Tareas del ejercicio -
1. Indique si cada afirmación coincide con el texto sobre la permacrisis y cite textualmente las palabras que lo deciden: (a) el diccionario Collins eligió el término permacrisis como representante del tiempo presente; (b) la alerta de la Organización Mundial de la Salud se refiere a la cepa H5N1 de la gripe aviar; (c) la paz ya se ha alcanzado.
2. Proporcione una continuación del texto sobre la permacrisis que comience después de su última oración.

Fragmento del documento -
Permacrisis / Eduardo Torres Alonso

Las crisis que vivimos son múltiples. Algunos de sus efectos se sienten a diario, por ejemplo, con el pago de los productos de la despensa cuyos precios han aumentado sin detenerse u otros que, aparentemente, no tienen relación con el entorno inmediato, como la guerra en Ucrania o el deshielo de los polos. Más que una cuestión de percepción, advertir lo que pasa en Nueva Delhi, Oslo, Guatemala o Taskent es un asunto de sensibilidad y empatía: lo que acá y allá sucede afecta nuestra presencia en el planeta como miembros de una misma comunidad.

Para tratar de designar a un periodo atribulado, incierto y pareciera que hasta descolocado, el diccionario Collins ha designado al término permacrisis como el representante del tiempo presente. Es un periodo largo de inestabilidad e inseguridad; de duda, riesgo y cautela.

La pandemia de la COVID-19 hizo ver a la humanidad que es más débil de lo que piensa. Antes, las crisis económicas de este siglo mostraron que las certezas se desmoronan en poco tiempo y hoy, una nueva amenaza se asoma: la Organización Mundial de la Salud ha emitido la alerta para prepararse a un nuevo evento sanitario ocasionado por la cepa H5N1 de la gripe aviar. Además, la paz, ese ideal por el que se “lucha” está lejos de alcanzarse.

Datos de comprensión de documentos:
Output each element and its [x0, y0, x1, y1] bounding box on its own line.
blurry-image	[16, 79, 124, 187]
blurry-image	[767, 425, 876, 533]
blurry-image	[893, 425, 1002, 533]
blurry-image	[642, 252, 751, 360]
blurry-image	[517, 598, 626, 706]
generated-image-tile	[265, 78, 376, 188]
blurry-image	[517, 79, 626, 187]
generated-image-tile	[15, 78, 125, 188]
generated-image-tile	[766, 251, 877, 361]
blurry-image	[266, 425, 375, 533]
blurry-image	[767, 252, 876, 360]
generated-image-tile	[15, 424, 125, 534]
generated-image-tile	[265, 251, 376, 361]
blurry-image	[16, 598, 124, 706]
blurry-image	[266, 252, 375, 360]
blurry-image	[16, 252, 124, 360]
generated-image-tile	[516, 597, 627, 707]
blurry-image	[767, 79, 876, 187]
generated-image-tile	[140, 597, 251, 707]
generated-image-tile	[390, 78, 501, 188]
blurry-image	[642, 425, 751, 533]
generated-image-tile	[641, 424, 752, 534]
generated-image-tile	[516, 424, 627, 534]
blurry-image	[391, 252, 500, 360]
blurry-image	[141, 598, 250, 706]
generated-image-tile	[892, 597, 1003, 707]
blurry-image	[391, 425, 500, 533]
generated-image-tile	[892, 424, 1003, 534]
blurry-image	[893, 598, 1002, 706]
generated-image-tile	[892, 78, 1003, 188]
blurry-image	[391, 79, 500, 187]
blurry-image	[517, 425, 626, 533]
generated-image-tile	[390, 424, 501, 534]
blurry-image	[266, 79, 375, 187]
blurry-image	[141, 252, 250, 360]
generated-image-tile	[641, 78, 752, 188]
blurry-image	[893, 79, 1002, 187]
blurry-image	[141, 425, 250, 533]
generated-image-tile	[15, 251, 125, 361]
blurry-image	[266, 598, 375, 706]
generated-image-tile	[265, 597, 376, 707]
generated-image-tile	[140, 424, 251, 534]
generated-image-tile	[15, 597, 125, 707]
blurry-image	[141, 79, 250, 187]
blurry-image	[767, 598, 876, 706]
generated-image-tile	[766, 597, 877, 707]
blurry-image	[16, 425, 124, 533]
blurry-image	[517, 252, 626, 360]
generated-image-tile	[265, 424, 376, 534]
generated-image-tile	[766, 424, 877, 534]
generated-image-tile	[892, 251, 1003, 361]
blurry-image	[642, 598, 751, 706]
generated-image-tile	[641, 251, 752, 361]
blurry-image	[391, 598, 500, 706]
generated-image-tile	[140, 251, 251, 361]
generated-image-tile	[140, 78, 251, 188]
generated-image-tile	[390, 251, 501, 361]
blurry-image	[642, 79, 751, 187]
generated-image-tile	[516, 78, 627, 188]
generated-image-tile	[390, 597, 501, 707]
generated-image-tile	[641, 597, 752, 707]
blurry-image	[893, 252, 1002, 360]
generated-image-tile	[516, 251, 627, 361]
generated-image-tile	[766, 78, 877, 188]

Respuestas en orden -
1.
(a) Sí: «el diccionario Collins ha designado al término permacrisis como el representante del tiempo presente».
(b) Sí: «la Organización Mundial de la Salud ha emitido la alerta para prepararse a un nuevo evento sanitario ocasionado por la cepa H5N1 de la gripe aviar».
(c) No: «la paz, ese ideal por el que se “lucha” está lejos de alcanzarse».

2.
La incertidumbre con relación a los fenómenos planetarios es grande y a nivel nacional es mayor. Las administraciones públicas, con un personal técnicamente capacitado, deben responder con oportunidad y eficiencia a los problemas para brindar a la sociedad confianza y algunas certezas. Los liderazgos democráticos se hacen necesarios en este contexto de crisis extendida en la medida en que son esas personas quienes poseen los mecanismos para aminorar los impactos negativos y las condiciones desfavorables que siempre terminan afectando más, tanto en extensión como en profundidad, a los grupos sociales en condiciones precarias.

La ciudadanía tiene su voz y su voto, ambos fundamentales para hacer recambios en periodos electorales o para exigir acciones a quienes toman decisiones, pero cuya influencia no es inmediata para mover, en términos ordinarios, la maquinaria gubernamental: distribución de recursos, identificación de prioridades, nombramientos de servidores públicos, entre otros.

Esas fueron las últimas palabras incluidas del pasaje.